#### [Exercise description]
Look below and pull out each line with the word "text".
------------
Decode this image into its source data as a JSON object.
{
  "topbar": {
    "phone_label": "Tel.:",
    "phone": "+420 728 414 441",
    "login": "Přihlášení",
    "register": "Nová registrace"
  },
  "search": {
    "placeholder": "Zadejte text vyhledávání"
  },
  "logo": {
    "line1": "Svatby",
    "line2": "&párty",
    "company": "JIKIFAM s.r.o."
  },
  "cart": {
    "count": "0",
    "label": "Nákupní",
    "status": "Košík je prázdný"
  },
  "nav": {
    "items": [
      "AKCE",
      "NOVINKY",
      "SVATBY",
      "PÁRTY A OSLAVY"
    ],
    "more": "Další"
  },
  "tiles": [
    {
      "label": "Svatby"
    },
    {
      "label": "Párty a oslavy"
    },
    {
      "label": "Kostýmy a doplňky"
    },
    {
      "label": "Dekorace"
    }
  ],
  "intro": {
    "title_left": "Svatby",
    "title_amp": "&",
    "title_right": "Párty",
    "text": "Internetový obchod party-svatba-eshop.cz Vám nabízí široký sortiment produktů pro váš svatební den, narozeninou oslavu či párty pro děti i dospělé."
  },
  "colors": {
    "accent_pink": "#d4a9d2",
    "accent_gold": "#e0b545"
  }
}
------------
#### [Written response]
    "placeholder": "Zadejte text vyhledávání"
    "text": "Internetový obchod party-svatba-eshop.cz Vám nabízí široký sortiment produktů pro váš svatební den, narozeninou oslavu či párty pro děti i dospělé."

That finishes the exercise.